#### What is needed
Write every line of the material out exactly as shown.

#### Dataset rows
[start]

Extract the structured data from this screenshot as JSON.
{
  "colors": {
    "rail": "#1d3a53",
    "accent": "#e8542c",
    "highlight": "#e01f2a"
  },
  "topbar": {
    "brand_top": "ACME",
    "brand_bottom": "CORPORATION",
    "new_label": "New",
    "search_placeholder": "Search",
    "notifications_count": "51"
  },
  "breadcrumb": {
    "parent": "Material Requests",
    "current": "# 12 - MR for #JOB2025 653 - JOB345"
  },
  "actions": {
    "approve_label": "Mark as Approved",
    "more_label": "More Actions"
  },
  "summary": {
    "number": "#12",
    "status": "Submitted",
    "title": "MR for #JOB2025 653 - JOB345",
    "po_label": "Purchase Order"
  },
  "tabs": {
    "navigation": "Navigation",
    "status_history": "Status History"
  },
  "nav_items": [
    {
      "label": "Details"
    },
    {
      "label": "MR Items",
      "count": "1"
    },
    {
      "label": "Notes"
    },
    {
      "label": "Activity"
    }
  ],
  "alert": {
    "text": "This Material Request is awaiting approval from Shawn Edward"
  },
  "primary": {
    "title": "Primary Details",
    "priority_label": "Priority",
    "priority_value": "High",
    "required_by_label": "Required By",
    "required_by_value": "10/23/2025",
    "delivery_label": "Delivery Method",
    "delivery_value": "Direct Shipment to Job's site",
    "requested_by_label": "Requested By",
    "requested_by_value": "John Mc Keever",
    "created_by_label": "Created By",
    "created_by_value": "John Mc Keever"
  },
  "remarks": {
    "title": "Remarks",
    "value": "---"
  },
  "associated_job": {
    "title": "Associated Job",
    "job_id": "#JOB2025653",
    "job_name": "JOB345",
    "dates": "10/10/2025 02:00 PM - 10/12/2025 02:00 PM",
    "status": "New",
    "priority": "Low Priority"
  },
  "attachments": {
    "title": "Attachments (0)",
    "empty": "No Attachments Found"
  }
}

[end]

#### Full response
Extract the structured data from this screenshot as JSON.
{
  "colors": {
    "rail": "#1d3a53",
    "accent": "#e8542c",
    "highlight": "#e01f2a"
  },
  "topbar": {
    "brand_top": "ACME",
    "brand_bottom": "CORPORATION",
    "new_label": "New",
    "search_placeholder": "Search",
    "notifications_count": "51"
  },
  "breadcrumb": {
    "parent": "Material Requests",
    "current": "# 12 - MR for #JOB2025 653 - JOB345"
  },
  "actions": {
    "approve_label": "Mark as Approved",
    "more_label": "More Actions"
  },
  "summary": {
    "number": "#12",
    "status": "Submitted",
    "title": "MR for #JOB2025 653 - JOB345",
    "po_label": "Purchase Order"
  },
  "tabs": {
    "navigation": "Navigation",
    "status_history": "Status History"
  },
  "nav_items": [
    {
      "label": "Details"
    },
    {
      "label": "MR Items",
      "count": "1"
    },
    {
      "label": "Notes"
    },
    {
      "label": "Activity"
    }
  ],
  "alert": {
    "text": "This Material Request is awaiting approval from Shawn Edward"
  },
  "primary": {
    "title": "Primary Details",
    "priority_label": "Priority",
    "priority_value": "High",
    "required_by_label": "Required By",
    "required_by_value": "10/23/2025",
    "delivery_label": "Delivery Method",
    "delivery_value": "Direct Shipment to Job's site",
    "requested_by_label": "Requested By",
    "requested_by_value": "John Mc Keever",
    "created_by_label": "Created By",
    "created_by_value": "John Mc Keever"
  },
  "remarks": {
    "title": "Remarks",
    "value": "---"
  },
  "associated_job": {
    "title": "Associated Job",
    "job_id": "#JOB2025653",
    "job_name": "JOB345",
    "dates": "10/10/2025 02:00 PM - 10/12/2025 02:00 PM",
    "status": "New",
    "priority": "Low Priority"
  },
  "attachments": {
    "title": "Attachments (0)",
    "empty": "No Attachments Found"
  }
}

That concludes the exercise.